What this task involves:
Identify every line containing the word "will" and reproduce each one.

Excerpted data:

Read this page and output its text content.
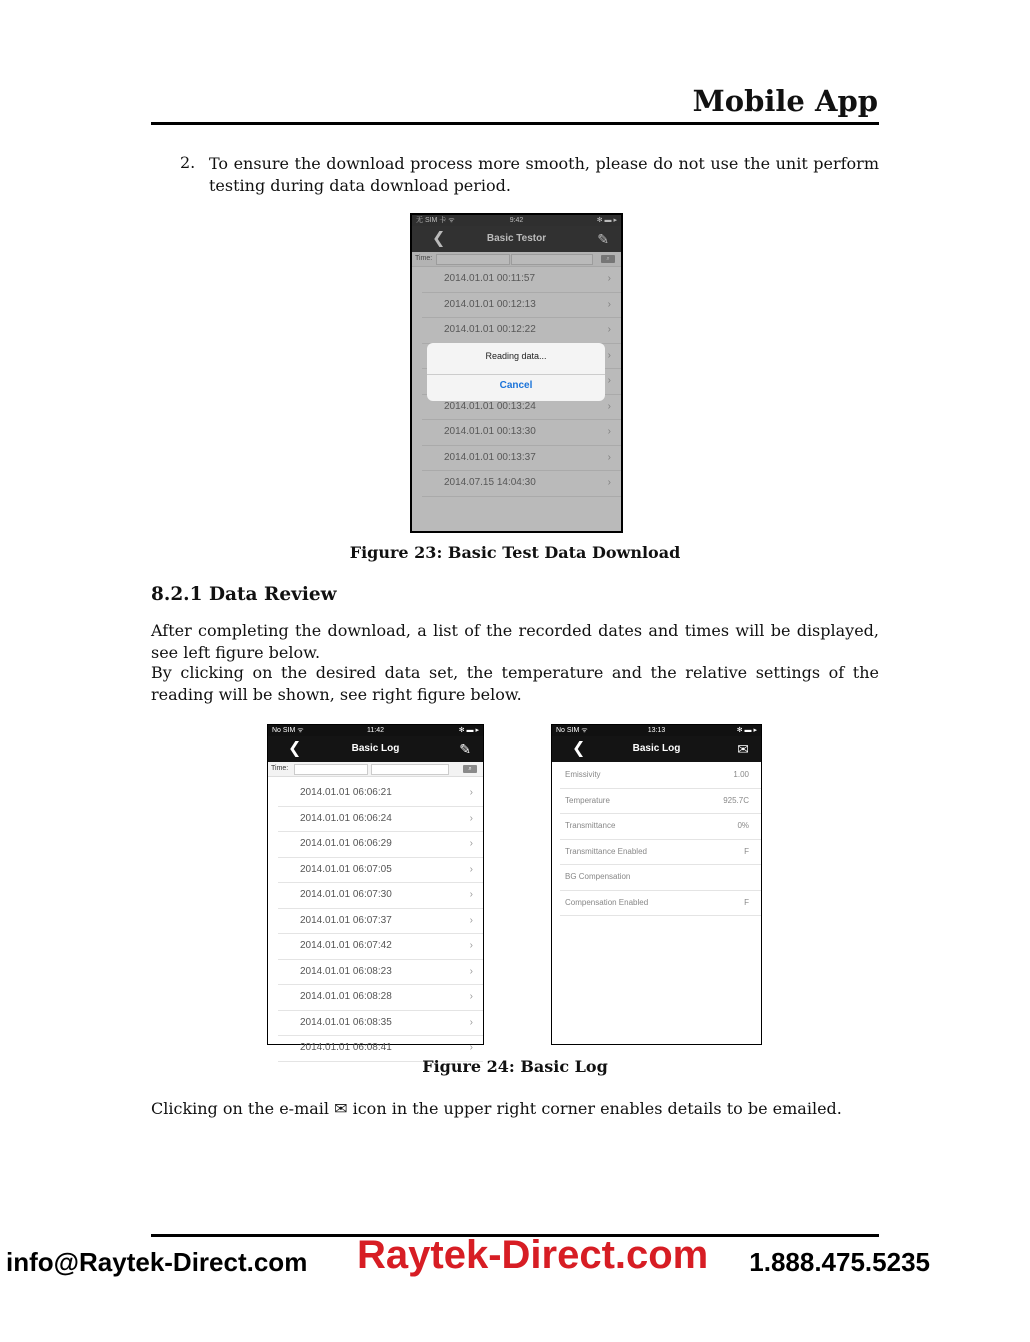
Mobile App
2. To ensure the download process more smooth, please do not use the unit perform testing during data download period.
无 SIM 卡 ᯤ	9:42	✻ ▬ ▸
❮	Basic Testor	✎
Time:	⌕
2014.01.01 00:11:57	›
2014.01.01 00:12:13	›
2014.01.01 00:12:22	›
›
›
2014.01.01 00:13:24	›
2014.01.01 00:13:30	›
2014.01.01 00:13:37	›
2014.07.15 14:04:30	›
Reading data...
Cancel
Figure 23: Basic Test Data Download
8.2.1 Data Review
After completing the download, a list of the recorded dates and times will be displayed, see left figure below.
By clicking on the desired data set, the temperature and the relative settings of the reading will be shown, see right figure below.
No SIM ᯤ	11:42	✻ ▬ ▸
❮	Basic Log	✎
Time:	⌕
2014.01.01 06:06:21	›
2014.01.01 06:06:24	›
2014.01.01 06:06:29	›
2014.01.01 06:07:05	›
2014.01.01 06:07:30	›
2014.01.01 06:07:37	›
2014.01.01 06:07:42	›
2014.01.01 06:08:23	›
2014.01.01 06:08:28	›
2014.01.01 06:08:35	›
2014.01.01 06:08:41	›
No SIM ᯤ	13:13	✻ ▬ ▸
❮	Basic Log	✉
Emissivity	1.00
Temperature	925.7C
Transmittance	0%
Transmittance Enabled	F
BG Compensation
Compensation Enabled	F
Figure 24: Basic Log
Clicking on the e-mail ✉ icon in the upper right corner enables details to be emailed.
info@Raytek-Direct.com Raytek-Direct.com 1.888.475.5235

--

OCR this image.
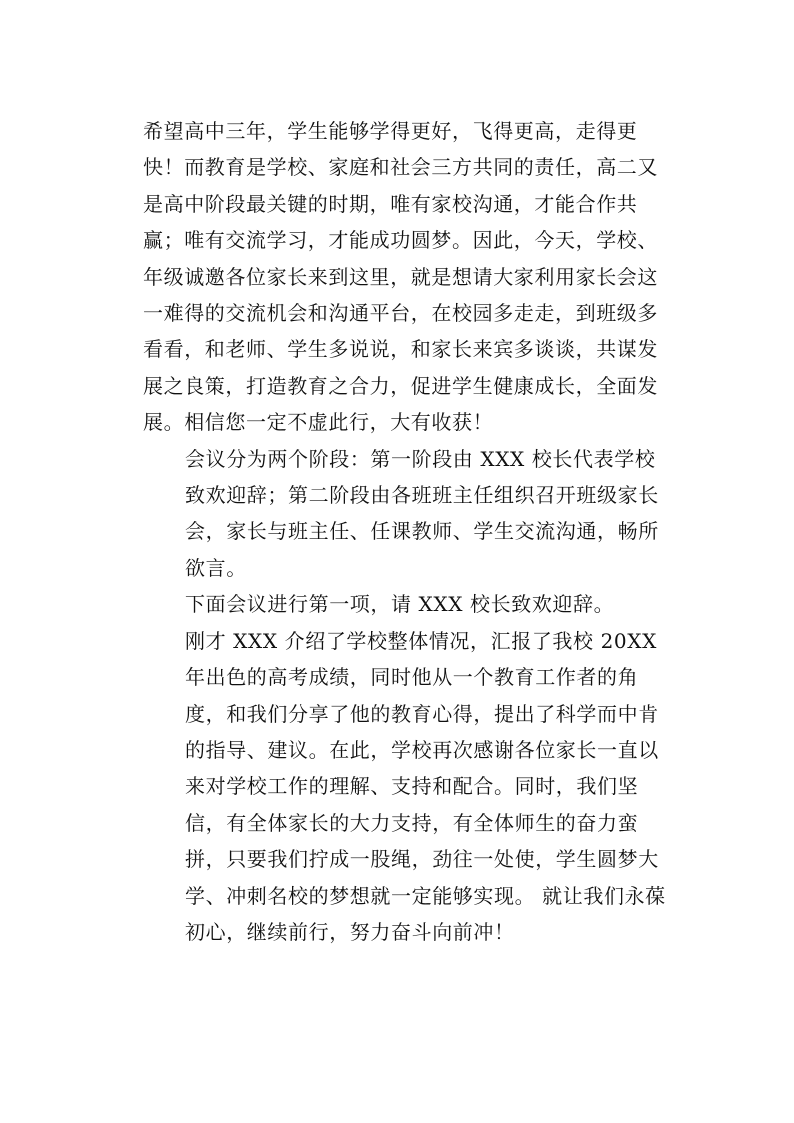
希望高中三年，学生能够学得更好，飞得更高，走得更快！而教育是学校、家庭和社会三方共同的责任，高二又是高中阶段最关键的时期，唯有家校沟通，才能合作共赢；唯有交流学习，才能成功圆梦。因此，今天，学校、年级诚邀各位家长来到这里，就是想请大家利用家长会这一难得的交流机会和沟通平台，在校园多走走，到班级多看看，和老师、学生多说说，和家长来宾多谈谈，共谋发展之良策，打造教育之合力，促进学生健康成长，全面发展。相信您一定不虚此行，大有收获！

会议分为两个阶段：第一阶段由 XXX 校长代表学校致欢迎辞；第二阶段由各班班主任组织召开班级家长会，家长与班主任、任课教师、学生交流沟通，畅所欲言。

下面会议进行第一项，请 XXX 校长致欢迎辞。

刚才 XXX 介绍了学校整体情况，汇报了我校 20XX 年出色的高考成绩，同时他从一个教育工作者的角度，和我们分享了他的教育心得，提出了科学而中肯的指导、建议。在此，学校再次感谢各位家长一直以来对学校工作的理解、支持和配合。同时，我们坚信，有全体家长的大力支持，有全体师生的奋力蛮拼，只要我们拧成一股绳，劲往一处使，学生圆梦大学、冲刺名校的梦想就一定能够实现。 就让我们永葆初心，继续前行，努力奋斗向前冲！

---

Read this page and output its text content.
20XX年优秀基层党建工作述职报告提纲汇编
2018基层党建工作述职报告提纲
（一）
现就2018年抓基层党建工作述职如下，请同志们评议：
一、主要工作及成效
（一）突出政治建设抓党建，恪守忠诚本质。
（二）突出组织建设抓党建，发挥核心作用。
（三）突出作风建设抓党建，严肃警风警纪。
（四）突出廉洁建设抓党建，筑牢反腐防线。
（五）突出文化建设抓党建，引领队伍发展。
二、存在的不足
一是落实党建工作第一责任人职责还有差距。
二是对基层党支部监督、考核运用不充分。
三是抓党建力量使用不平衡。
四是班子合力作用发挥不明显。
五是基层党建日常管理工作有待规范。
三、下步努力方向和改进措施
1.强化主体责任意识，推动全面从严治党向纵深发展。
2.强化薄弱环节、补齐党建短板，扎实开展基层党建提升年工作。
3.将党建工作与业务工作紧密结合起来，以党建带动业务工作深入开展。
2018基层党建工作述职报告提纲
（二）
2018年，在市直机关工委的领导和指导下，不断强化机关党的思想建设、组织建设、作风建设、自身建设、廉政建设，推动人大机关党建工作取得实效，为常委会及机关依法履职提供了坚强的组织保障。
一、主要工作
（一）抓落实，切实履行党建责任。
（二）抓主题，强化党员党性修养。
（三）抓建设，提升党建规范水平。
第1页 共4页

Response to the exercise:
After completing the download, a list of the recorded dates and times will be displayed, see left figure below.
By clicking on the desired data set, the temperature and the relative settings of the reading will be shown, see right figure below.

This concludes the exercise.